→ **Vorliegender Text**:
****

# Verbraucherschützer warnen vor neuen "Gewinnbriefen&quo



## sascha (1 März 2004)

*0190-Tricks: Verbraucherschutz warnt vor „Gewinnbriefen“ 
*

Die Verbraucherschutzzentralen Hamburg und Baden-Württemberg warnen vor einer neuen Runde dubioser Gewinnbriefe. Diesmal ist es eine „Atlantis Bonus Marketing GmbH“ mit Sitz in Rödermark, die potenziellen Opfern per Post einen Gewinn über 2500 Euro verspricht – und damit zum Anruf unter einer teuren 0190-Nummer verleiten will. Wer darauf hereinfällt, muss mit hohen Kosten und neuen Werbebriefen rechnen. 

Die Briefe, die derzeit in Tausenden Briefkästen landen, klingen geradezu flehentlich. „Sie haben Ihren Gewinnanteil bis heute noch nicht abgerufen. Ich verstehe Sie nicht. Insgesamt stehen 2500 Euro auf dem Spiel. (…) Sie sind bei der großen 2500.00 Euro-Vergabe als einer der Gewinner bestätigt“, erklärt ein Herr „Werner Winter (Abteilung Gewinnerbetreuung)“ in den Schreiben – und fordert: „Rufen Sie Ihren Gewinn jetzt ab: 01908-548003.“ In diesem Ton geht der Brief weiter. „Herr Winter“ behauptet, er müsse sich schließlich vor seinem Chef verantworten, wenn der Gewinn nicht abgerufen werde. Ein „Ziehungs-Protokoll“, zugleich „Persönliche Gewinn-Bestätigung“ und eine weitere Seite Kleingedrucktes runden den Gewinnbrief ab.
Fakt ist: Bei den Briefen handelt es sich um eine altbekannte Masche. Hinter der angegebenen 0190-Nummer laufe eine Bandansage, die nur das Ziel hat, den Anrufer möglichst lange in der Leitung zu halten, berichtet die Verbraucherzentrale Baden-Württemberg. Die über die DTMS in Mainz geschaltete 01908-Nummer schlägt mit 1,86 Euro pro Minute zu Buche. Einem der vielen Betroffenen seien so etwa Kosten von 46 Euro entstanden. „Den vorgegaukelten Gewinn gibt es gar nicht“, erklärte auch die Verbraucherzentrale Hamburg. Was tatsächlich hinter den großspurigen Gewinnversprechen steckt, erklärt sich in den klein gedruckten Teilnahmebedingungen. Zum einen willigt demnach jeder Anrufer ein, dass seine Daten „zu Information, Angebots- und Werbezwecken des Versandhandels oder für andere Marketingmaßnahmen“ gespeichert werden. Betroffene müssen also damit rechnen, dass ihre Kontaktdaten für jegliche Art von Werbung verwendet werden. Zum anderen erklärt das Unternehmen, das sich hinter einer Postfachadresse versteckt, dass 0190-Anrufer nur einen Anteil an der versprochenen Gewinnsumme von 2500 Euro erhielten. Wie groß der Anteil ist, schreibt die Firma nicht – womit wohl nicht ausgeschlossen ist, dass der beispielsweise bei einem Cent liegen könnte.

****

→ **Gestellte Aufgabe**:
Welchen Minutenpreis nennt der Beitrag über die Gewinnbriefe für die dort angegebene 01908-Nummer? Die anschließenden Einträge sind eigenständiges Material und gehören nicht zum Text.

****

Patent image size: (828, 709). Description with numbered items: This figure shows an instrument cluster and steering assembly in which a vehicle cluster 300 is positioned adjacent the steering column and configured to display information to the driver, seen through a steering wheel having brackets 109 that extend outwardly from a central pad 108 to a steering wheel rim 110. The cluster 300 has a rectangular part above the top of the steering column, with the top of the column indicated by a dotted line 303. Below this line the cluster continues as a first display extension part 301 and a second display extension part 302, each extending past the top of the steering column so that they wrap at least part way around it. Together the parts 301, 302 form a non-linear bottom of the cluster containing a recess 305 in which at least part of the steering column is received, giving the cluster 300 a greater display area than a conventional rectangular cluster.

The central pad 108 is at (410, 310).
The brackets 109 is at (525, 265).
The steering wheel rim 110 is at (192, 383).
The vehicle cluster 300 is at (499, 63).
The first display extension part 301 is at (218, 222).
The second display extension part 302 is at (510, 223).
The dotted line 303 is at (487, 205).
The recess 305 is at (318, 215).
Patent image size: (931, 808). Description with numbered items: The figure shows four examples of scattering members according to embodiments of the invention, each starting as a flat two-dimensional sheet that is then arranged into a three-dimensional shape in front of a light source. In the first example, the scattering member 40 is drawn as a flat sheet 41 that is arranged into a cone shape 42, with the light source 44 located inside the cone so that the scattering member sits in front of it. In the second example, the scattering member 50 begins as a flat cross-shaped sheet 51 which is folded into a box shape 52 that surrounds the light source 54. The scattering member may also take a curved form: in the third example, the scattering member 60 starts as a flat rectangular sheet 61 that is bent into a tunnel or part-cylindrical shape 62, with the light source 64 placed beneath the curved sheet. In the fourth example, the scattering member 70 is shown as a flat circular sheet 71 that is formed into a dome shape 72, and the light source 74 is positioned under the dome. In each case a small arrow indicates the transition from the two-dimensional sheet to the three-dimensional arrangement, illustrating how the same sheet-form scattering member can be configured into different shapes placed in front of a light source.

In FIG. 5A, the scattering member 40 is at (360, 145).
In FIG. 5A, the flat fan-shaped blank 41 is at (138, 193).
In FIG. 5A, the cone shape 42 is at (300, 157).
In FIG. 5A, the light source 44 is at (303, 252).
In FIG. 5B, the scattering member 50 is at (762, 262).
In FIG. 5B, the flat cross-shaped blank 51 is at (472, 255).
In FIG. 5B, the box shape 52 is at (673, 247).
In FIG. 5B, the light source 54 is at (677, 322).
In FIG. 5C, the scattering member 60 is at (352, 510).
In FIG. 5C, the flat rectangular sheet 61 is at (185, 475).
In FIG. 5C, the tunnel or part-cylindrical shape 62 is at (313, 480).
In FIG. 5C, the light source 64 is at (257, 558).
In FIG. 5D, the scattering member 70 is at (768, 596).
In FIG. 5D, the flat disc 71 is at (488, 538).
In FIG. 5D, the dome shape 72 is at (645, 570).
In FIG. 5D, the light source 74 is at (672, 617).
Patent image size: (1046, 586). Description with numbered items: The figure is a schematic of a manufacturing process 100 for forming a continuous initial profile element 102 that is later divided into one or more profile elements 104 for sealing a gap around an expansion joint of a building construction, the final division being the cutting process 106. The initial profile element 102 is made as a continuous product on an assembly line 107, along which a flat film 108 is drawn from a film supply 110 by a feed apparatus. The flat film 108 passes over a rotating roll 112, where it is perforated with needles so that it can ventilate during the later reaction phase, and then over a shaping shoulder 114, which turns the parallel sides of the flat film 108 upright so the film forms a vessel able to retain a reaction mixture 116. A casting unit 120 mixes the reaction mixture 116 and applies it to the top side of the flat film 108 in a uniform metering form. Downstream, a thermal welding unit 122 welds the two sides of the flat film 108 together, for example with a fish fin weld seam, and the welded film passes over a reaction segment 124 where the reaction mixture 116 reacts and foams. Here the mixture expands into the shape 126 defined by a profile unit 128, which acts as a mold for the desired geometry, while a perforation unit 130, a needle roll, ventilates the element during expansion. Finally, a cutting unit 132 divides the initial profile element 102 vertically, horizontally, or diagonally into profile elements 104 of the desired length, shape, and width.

****

→ **Lösung zur Aufgabe**:
1,86 Euro pro Minute.